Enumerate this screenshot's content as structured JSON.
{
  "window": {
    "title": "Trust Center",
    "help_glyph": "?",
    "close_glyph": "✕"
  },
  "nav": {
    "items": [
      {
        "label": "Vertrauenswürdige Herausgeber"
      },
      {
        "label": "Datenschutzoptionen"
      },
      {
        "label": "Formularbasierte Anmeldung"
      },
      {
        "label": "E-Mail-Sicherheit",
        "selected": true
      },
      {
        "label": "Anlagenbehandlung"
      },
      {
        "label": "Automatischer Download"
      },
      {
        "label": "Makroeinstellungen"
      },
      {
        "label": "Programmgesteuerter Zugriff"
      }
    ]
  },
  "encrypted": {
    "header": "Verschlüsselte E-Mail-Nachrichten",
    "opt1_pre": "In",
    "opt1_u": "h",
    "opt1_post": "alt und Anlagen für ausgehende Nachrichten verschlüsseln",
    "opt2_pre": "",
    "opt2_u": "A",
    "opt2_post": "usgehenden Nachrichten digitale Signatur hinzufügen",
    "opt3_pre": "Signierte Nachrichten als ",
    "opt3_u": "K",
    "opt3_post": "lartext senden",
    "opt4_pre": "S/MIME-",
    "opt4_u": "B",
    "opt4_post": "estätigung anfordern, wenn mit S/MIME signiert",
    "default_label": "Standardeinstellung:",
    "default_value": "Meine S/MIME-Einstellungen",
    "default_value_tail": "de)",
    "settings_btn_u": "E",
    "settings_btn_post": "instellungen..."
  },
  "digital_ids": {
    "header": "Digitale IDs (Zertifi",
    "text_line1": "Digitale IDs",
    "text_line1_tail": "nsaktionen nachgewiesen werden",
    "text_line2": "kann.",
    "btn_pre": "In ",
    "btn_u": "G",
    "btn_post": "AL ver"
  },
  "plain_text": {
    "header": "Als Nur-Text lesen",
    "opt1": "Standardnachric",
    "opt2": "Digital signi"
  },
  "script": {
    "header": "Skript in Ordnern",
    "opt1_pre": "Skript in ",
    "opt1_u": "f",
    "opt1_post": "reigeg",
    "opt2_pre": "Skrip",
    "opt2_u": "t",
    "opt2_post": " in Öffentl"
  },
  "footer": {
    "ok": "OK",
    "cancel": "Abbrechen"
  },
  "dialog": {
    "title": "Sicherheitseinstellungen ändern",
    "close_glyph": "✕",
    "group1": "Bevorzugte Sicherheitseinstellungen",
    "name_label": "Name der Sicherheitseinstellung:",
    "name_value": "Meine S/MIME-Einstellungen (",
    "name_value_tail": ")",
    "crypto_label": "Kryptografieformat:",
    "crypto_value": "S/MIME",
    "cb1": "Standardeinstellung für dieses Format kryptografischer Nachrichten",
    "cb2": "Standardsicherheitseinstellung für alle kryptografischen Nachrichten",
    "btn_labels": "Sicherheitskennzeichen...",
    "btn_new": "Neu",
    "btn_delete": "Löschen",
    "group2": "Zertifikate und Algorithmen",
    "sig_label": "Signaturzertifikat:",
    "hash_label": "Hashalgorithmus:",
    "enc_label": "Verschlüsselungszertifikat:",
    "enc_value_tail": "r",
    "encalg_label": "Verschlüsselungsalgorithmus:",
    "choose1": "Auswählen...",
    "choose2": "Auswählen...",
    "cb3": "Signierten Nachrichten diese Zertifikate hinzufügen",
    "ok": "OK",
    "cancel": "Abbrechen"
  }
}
^^^^^^^^^^^^^^^^
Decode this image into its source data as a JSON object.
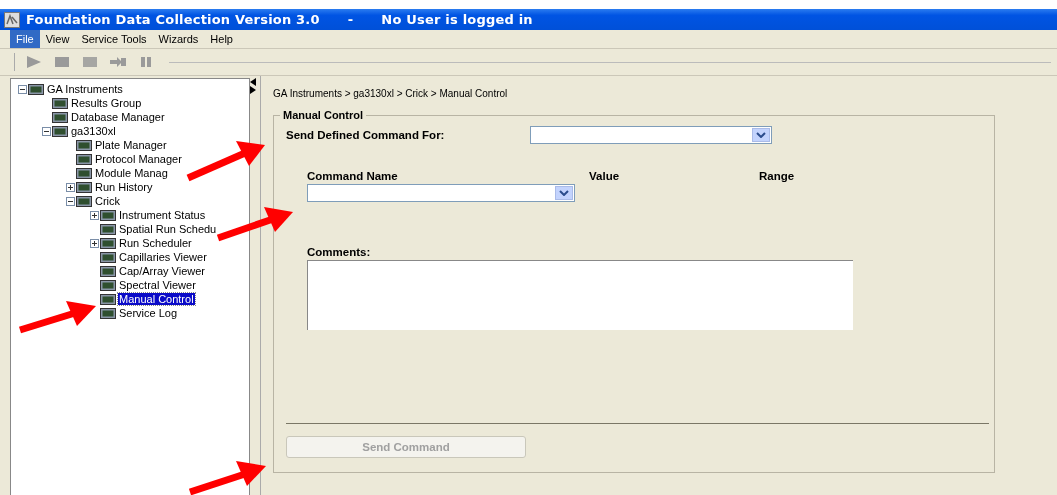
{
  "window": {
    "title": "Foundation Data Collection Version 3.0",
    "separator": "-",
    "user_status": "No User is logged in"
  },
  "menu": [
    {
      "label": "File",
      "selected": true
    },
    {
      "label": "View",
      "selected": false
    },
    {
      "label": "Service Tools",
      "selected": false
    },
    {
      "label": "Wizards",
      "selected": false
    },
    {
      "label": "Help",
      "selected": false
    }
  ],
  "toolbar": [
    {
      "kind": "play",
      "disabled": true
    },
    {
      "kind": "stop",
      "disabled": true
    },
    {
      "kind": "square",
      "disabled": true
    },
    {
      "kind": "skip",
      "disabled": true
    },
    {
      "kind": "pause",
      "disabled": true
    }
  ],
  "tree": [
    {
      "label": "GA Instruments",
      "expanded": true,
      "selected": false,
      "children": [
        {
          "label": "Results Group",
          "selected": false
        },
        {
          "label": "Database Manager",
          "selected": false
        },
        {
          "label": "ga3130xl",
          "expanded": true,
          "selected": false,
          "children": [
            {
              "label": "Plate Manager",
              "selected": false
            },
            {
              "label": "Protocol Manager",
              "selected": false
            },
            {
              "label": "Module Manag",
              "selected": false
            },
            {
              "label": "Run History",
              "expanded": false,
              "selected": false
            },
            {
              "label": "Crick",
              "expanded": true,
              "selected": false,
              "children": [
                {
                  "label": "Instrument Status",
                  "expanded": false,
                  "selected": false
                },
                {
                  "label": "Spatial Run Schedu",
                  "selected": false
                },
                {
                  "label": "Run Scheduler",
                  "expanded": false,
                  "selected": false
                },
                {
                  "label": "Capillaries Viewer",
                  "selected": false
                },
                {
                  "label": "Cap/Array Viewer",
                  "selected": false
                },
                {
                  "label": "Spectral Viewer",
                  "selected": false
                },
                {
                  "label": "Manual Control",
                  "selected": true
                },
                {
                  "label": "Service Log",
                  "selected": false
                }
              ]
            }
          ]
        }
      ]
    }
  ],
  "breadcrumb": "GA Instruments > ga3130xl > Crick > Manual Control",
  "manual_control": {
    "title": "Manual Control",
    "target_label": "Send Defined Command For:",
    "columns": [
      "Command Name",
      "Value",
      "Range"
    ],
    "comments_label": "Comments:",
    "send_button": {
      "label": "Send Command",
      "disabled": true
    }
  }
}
^^^^^^^^^^^^^^^^
- WORK TO BE COMPLETED -
In the listing above, find the lines holding the word "Standardeinstellung" and copy them.

- ANSWER BELOW -
    "default_label": "Standardeinstellung:",
    "cb1": "Standardeinstellung für dieses Format kryptografischer Nachrichten",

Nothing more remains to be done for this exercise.